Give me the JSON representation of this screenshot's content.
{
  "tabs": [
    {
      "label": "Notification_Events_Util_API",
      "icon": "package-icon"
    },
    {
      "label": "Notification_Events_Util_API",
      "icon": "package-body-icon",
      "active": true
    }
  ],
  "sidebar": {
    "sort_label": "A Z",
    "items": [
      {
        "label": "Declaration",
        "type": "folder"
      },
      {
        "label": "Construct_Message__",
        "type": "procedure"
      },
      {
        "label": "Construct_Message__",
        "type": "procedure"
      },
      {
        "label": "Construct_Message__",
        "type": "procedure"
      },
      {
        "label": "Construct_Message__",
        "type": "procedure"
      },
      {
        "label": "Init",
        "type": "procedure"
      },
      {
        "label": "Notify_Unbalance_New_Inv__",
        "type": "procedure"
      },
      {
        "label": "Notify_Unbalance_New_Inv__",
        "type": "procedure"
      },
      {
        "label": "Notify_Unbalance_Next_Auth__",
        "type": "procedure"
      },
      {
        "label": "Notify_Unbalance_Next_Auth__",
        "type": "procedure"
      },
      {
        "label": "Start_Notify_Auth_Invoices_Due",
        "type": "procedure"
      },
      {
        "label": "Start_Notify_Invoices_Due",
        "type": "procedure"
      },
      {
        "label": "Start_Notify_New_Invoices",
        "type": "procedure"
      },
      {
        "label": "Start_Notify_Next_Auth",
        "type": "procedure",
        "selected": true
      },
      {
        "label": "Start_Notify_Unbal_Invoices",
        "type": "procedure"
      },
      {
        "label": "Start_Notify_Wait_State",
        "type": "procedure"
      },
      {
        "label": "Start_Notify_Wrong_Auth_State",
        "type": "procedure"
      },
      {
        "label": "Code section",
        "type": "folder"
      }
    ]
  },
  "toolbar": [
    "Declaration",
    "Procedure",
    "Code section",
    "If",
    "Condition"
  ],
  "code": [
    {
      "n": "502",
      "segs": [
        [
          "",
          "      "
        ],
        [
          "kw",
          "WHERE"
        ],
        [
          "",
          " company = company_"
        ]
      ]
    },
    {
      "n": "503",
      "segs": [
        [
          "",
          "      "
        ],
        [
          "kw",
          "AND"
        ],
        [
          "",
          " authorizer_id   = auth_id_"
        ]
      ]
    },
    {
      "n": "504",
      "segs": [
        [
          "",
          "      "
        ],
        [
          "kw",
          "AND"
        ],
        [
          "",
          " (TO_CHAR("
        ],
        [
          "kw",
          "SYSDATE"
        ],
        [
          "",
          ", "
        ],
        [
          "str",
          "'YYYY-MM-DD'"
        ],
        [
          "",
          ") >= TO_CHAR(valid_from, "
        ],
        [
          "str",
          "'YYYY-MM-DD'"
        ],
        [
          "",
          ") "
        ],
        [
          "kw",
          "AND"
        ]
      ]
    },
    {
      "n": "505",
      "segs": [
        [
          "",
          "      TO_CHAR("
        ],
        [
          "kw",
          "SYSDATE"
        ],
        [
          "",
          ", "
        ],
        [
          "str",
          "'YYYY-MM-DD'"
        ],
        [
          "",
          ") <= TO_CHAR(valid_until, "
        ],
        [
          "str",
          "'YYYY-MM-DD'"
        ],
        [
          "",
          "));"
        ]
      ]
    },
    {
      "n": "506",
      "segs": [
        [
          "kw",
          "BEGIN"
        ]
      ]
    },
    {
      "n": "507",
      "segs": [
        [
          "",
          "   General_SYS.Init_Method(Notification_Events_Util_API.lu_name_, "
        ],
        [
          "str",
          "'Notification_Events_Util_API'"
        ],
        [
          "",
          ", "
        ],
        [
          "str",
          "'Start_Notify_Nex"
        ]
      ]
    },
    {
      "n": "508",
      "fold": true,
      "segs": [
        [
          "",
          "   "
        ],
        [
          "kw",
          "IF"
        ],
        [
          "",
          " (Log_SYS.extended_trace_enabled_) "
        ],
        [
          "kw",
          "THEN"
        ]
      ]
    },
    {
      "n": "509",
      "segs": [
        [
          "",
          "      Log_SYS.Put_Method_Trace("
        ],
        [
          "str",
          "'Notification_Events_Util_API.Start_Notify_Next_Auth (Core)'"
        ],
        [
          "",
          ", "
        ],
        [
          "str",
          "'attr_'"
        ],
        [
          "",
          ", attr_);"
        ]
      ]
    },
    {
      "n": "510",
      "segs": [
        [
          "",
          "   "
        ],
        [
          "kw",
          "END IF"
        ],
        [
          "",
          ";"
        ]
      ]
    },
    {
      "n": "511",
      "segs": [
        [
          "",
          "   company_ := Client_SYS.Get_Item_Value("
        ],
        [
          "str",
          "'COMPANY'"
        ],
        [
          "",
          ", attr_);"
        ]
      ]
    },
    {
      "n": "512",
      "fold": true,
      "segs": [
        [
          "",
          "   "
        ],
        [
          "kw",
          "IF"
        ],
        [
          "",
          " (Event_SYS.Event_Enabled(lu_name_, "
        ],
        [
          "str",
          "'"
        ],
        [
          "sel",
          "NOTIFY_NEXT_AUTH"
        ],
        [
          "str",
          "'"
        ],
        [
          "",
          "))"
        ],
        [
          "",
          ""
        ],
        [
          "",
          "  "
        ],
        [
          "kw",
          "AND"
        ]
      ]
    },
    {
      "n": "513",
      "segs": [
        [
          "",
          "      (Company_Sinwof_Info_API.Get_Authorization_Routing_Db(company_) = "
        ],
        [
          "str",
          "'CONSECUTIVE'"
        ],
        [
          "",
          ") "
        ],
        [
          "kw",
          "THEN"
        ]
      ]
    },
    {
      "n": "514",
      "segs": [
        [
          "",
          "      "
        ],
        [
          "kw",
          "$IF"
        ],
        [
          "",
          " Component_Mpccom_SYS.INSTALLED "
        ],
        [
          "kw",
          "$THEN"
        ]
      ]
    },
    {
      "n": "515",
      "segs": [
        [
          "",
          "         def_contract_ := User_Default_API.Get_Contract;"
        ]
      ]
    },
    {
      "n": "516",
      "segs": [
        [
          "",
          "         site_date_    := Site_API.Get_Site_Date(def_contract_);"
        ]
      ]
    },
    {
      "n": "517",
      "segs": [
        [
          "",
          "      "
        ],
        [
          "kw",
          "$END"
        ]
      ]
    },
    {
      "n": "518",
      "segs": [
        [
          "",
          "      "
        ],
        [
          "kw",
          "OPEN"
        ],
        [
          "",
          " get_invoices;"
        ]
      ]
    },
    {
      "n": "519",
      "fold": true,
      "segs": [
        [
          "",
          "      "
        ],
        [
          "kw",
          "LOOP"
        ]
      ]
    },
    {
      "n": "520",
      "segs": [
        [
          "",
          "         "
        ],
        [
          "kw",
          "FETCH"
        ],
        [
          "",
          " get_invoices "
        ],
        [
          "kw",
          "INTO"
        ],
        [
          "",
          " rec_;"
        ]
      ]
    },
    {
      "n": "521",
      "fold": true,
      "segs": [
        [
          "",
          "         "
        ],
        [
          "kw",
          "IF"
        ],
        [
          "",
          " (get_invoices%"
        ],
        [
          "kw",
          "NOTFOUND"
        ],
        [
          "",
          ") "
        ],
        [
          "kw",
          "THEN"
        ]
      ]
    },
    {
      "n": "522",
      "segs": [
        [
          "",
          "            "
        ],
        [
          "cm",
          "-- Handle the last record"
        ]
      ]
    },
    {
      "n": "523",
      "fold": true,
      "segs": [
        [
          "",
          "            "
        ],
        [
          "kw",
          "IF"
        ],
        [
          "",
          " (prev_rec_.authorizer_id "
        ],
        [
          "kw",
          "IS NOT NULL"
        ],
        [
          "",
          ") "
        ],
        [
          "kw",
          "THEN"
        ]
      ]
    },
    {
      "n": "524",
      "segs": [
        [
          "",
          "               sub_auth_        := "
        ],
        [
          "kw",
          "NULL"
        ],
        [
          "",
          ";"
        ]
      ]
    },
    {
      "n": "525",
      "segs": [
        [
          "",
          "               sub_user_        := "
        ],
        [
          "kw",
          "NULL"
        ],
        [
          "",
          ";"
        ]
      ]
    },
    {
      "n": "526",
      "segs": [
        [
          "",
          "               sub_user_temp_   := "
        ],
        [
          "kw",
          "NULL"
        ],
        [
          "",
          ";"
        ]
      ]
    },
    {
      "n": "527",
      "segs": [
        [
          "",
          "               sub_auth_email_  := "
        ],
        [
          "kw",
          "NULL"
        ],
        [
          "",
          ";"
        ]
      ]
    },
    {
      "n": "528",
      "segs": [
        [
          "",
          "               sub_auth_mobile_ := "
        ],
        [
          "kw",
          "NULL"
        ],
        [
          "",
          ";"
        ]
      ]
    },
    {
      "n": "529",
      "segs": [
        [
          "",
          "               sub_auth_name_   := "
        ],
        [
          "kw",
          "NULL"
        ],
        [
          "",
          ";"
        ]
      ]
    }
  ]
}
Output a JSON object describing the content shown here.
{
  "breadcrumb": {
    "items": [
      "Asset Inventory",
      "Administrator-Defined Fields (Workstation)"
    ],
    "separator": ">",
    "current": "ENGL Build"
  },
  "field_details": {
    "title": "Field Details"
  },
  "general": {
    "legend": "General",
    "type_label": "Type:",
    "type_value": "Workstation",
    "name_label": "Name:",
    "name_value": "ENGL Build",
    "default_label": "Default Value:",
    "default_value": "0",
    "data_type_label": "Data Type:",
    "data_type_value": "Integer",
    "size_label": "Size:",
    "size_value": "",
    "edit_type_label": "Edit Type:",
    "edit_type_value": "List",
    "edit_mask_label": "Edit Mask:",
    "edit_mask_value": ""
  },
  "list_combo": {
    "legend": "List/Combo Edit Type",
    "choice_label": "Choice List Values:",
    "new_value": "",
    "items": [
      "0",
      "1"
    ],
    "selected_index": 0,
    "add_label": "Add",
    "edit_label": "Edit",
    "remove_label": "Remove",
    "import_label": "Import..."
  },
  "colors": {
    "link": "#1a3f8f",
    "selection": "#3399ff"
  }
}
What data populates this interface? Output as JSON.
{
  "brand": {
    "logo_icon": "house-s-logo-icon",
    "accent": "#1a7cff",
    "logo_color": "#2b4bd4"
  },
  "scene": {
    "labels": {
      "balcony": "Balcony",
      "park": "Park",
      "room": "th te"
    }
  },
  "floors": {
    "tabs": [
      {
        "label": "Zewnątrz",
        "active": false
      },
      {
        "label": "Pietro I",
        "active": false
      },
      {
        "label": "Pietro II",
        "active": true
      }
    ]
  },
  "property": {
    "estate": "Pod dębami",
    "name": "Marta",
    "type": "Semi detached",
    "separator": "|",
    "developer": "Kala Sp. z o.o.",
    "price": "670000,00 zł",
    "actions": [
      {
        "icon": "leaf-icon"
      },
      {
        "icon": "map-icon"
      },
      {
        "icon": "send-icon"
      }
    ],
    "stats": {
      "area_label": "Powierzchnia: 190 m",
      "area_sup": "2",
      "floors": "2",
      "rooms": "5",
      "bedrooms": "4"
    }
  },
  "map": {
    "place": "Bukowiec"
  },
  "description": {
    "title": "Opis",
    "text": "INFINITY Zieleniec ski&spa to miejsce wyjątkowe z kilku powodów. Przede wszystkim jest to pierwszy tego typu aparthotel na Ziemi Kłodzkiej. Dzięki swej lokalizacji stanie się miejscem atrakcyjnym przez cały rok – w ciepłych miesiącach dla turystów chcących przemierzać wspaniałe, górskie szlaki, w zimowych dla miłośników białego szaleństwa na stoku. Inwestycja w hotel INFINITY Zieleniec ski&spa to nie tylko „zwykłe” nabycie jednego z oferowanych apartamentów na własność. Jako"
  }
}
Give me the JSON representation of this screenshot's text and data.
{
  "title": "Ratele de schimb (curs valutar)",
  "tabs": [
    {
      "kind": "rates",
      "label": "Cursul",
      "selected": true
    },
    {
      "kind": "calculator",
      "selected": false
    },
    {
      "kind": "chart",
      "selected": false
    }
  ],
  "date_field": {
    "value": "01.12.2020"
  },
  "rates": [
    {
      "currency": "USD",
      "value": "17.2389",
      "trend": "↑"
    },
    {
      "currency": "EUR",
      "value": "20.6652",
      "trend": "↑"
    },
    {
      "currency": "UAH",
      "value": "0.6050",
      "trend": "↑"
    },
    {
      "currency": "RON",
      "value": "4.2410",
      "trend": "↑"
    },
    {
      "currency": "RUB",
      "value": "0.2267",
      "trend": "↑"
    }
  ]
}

_SHORT PROBLEM_
Of all the lines in the entries, how many contain the word "kind"? Give only the number.

_ANSWER TO THIS EXERCISE_
3